Given task >>
Count every line of the material that holds the string "content". Respond with the total only.
▶
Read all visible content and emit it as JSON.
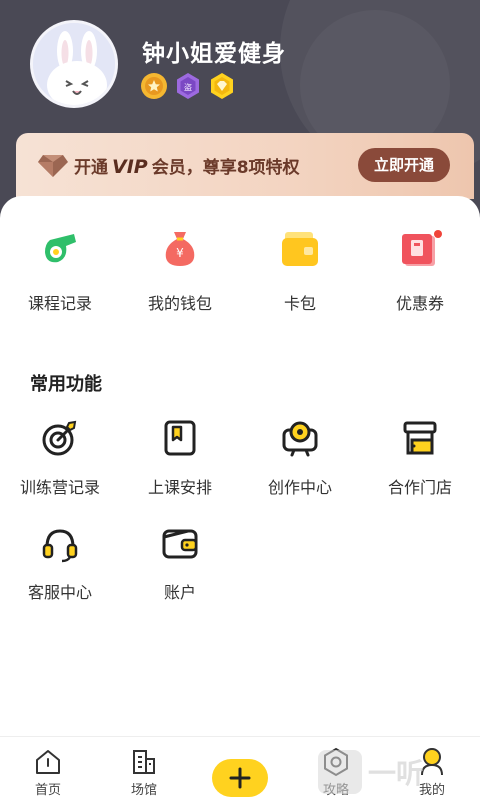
{
  "profile": {
    "username": "钟小姐爱健身",
    "badges": [
      "star-badge-icon",
      "membership-badge-icon",
      "diamond-badge-icon"
    ]
  },
  "vip": {
    "prefix": "开通",
    "vip_word": "VIP",
    "suffix": "会员，尊享8项特权",
    "button_label": "立即开通"
  },
  "quick_actions": [
    {
      "label": "课程记录",
      "icon": "whistle-icon"
    },
    {
      "label": "我的钱包",
      "icon": "money-bag-icon"
    },
    {
      "label": "卡包",
      "icon": "card-wallet-icon"
    },
    {
      "label": "优惠券",
      "icon": "coupon-icon",
      "has_dot": true
    }
  ],
  "common_functions": {
    "title": "常用功能",
    "items": [
      {
        "label": "训练营记录",
        "icon": "target-icon"
      },
      {
        "label": "上课安排",
        "icon": "schedule-book-icon"
      },
      {
        "label": "创作中心",
        "icon": "camera-icon"
      },
      {
        "label": "合作门店",
        "icon": "store-icon"
      },
      {
        "label": "客服中心",
        "icon": "headset-icon"
      },
      {
        "label": "账户",
        "icon": "wallet-icon"
      }
    ]
  },
  "bottom_nav": [
    {
      "label": "首页",
      "icon": "home-icon"
    },
    {
      "label": "场馆",
      "icon": "building-icon"
    },
    {
      "label": "",
      "icon": "plus-icon"
    },
    {
      "label": "攻略",
      "icon": "hexagon-icon"
    },
    {
      "label": "我的",
      "icon": "profile-icon",
      "active": true
    }
  ],
  "watermark": {
    "text": "一听"
  },
  "colors": {
    "header_bg": "#4a4955",
    "accent_yellow": "#ffd21f",
    "vip_button": "#8a4a3a",
    "red_dot": "#f0443a"
  }
}
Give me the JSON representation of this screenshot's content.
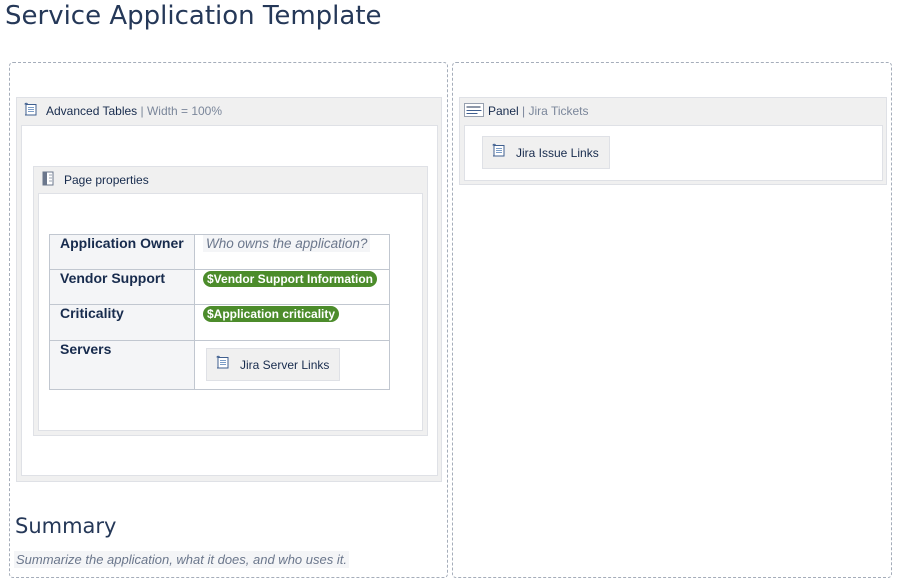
{
  "page": {
    "title": "Service Application Template"
  },
  "left_column": {
    "advanced_tables": {
      "name": "Advanced Tables",
      "separator": " | ",
      "param": "Width = 100%",
      "icon": "document-scroll-icon"
    },
    "page_properties": {
      "name": "Page properties",
      "icon": "page-properties-icon"
    },
    "properties_table": {
      "rows": [
        {
          "label": "Application Owner",
          "placeholder": "Who owns the application?"
        },
        {
          "label": "Vendor Support",
          "variable": "$Vendor Support Information"
        },
        {
          "label": "Criticality",
          "variable": "$Application criticality"
        },
        {
          "label": "Servers",
          "macro": "Jira Server Links"
        }
      ]
    },
    "summary": {
      "heading": "Summary",
      "placeholder": "Summarize the application, what it does, and who uses it."
    }
  },
  "right_column": {
    "panel": {
      "name": "Panel",
      "separator": " | ",
      "param": "Jira Tickets",
      "icon": "panel-lorem-icon"
    },
    "jira_issue_links": {
      "name": "Jira Issue Links",
      "icon": "document-scroll-icon"
    }
  },
  "colors": {
    "variable_badge": "#4c8c2b",
    "heading": "#253858",
    "macro_bg": "#f0f0f0"
  }
}
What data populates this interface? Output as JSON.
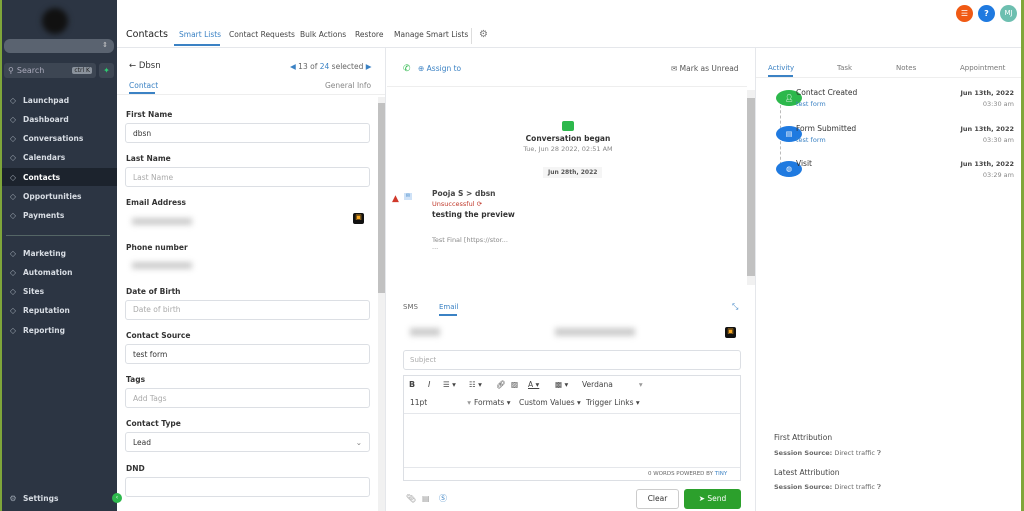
{
  "sidebar": {
    "search_placeholder": "Search",
    "search_shortcut": "ctrl K",
    "items": [
      {
        "label": "Launchpad",
        "icon": "rocket-icon"
      },
      {
        "label": "Dashboard",
        "icon": "grid-icon"
      },
      {
        "label": "Conversations",
        "icon": "chat-icon"
      },
      {
        "label": "Calendars",
        "icon": "calendar-icon"
      },
      {
        "label": "Contacts",
        "icon": "contacts-icon",
        "active": true
      },
      {
        "label": "Opportunities",
        "icon": "funnel-icon"
      },
      {
        "label": "Payments",
        "icon": "payment-icon"
      }
    ],
    "items2": [
      {
        "label": "Marketing",
        "icon": "send-icon"
      },
      {
        "label": "Automation",
        "icon": "play-icon"
      },
      {
        "label": "Sites",
        "icon": "site-icon"
      },
      {
        "label": "Reputation",
        "icon": "star-icon"
      },
      {
        "label": "Reporting",
        "icon": "chart-icon"
      }
    ],
    "settings": "Settings"
  },
  "header": {
    "title": "Contacts",
    "tabs": [
      "Smart Lists",
      "Contact Requests",
      "Bulk Actions",
      "Restore",
      "Manage Smart Lists"
    ],
    "avatar": "MJ"
  },
  "contact": {
    "name": "Dbsn",
    "pager_current": "13 of",
    "pager_total": "24",
    "pager_suffix": "selected",
    "tabs": [
      "Contact",
      "General Info"
    ],
    "fields": [
      {
        "label": "First Name",
        "value": "dbsn"
      },
      {
        "label": "Last Name",
        "placeholder": "Last Name"
      },
      {
        "label": "Email Address"
      },
      {
        "label": "Phone number"
      },
      {
        "label": "Date of Birth",
        "placeholder": "Date of birth"
      },
      {
        "label": "Contact Source",
        "value": "test form"
      },
      {
        "label": "Tags",
        "placeholder": "Add Tags"
      },
      {
        "label": "Contact Type",
        "value": "Lead"
      },
      {
        "label": "DND"
      }
    ]
  },
  "conversation": {
    "assign": "Assign to",
    "mark_unread": "Mark as Unread",
    "began": "Conversation began",
    "began_time": "Tue, Jun 28 2022, 02:51 AM",
    "date_chip": "Jun 28th, 2022",
    "from": "Pooja S > dbsn",
    "status": "Unsuccessful",
    "subject": "testing the preview",
    "body": "Test Final [https://stor...",
    "ellipsis": "...",
    "tabs": [
      "SMS",
      "Email"
    ],
    "subject_placeholder": "Subject",
    "font": "Verdana",
    "size": "11pt",
    "formats": "Formats",
    "custom_values": "Custom Values",
    "trigger_links": "Trigger Links",
    "footer": "0 WORDS POWERED BY",
    "tiny": "TINY",
    "clear": "Clear",
    "send": "Send"
  },
  "activity": {
    "tabs": [
      "Activity",
      "Task",
      "Notes",
      "Appointment"
    ],
    "items": [
      {
        "title": "Contact Created",
        "sub": "test form",
        "date": "Jun 13th, 2022",
        "time": "03:30 am",
        "color": "#2db84c"
      },
      {
        "title": "Form Submitted",
        "sub": "test form",
        "date": "Jun 13th, 2022",
        "time": "03:30 am",
        "color": "#1f7ae0"
      },
      {
        "title": "Visit",
        "sub": "",
        "date": "Jun 13th, 2022",
        "time": "03:29 am",
        "color": "#1f7ae0"
      }
    ],
    "first_attr": "First Attribution",
    "latest_attr": "Latest Attribution",
    "session_label": "Session Source:",
    "session_value": "Direct traffic"
  }
}
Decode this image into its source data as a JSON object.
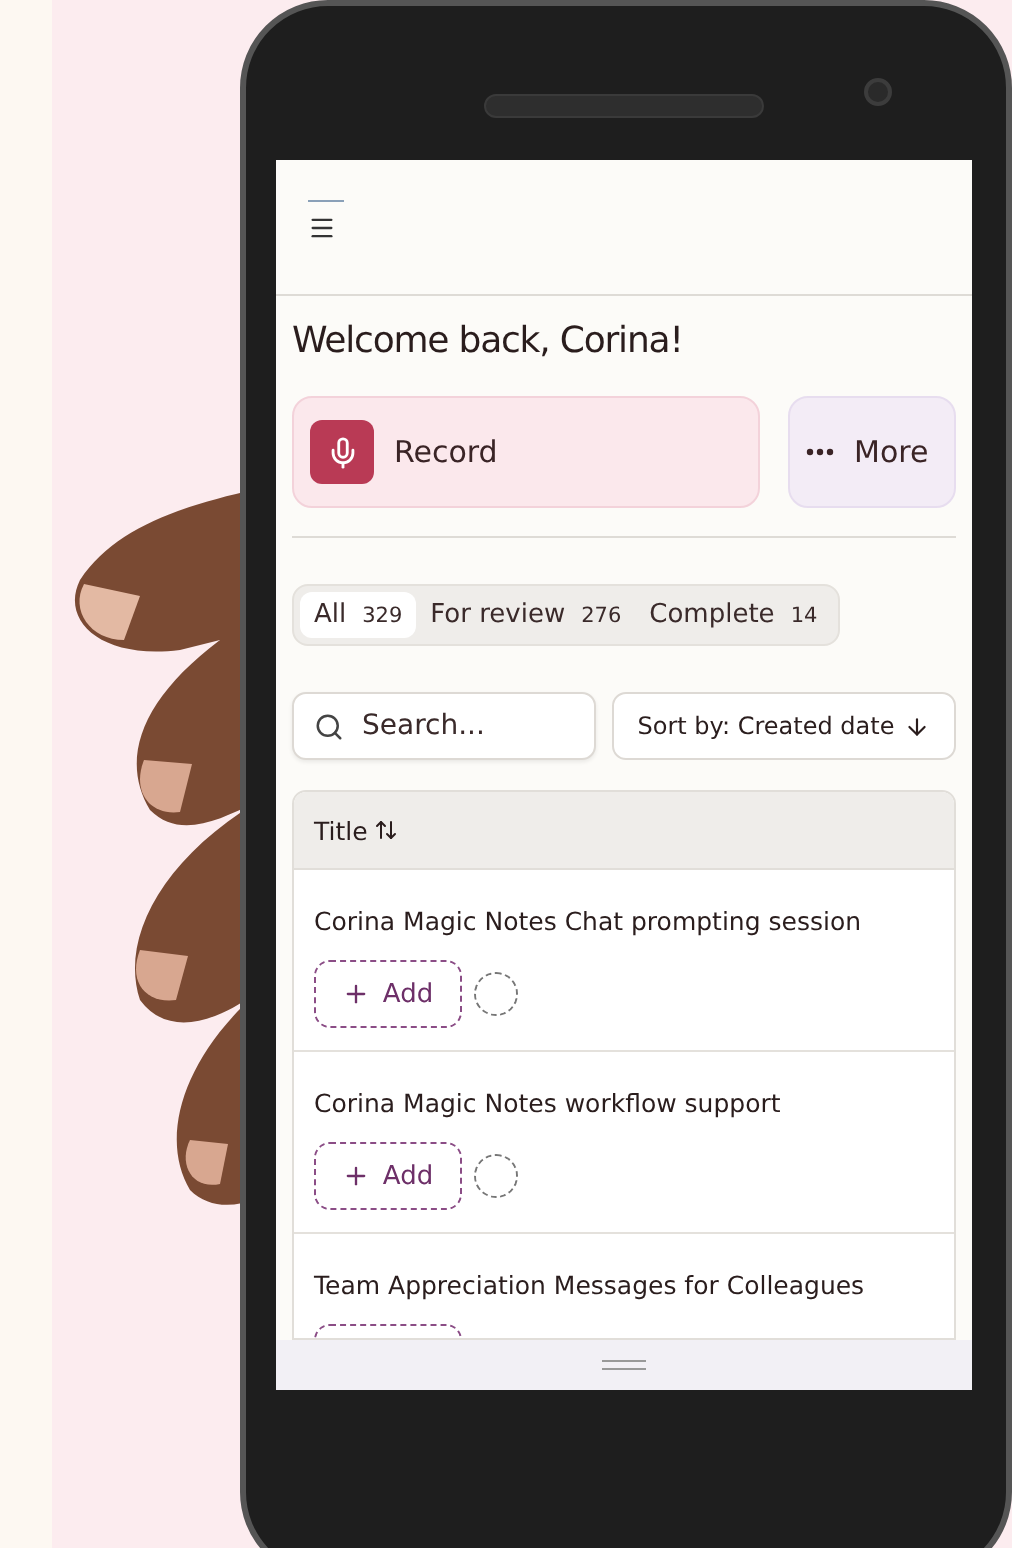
{
  "greeting": "Welcome back, Corina!",
  "actions": [
    {
      "kind": "record",
      "label": "Record"
    },
    {
      "kind": "more",
      "label": "More"
    }
  ],
  "tabs": [
    {
      "label": "All",
      "count": "329",
      "selected": true
    },
    {
      "label": "For review",
      "count": "276",
      "selected": false
    },
    {
      "label": "Complete",
      "count": "14",
      "selected": false
    }
  ],
  "search": {
    "placeholder": "Search..."
  },
  "sort": {
    "label": "Sort by: Created date"
  },
  "table": {
    "header": "Title",
    "rows": [
      {
        "title": "Corina Magic Notes Chat prompting session",
        "add_label": "Add",
        "complete": false
      },
      {
        "title": "Corina Magic Notes workflow support",
        "add_label": "Add",
        "complete": false
      },
      {
        "title": "Team Appreciation Messages for Colleagues"
      }
    ]
  }
}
◀
Final result >>
2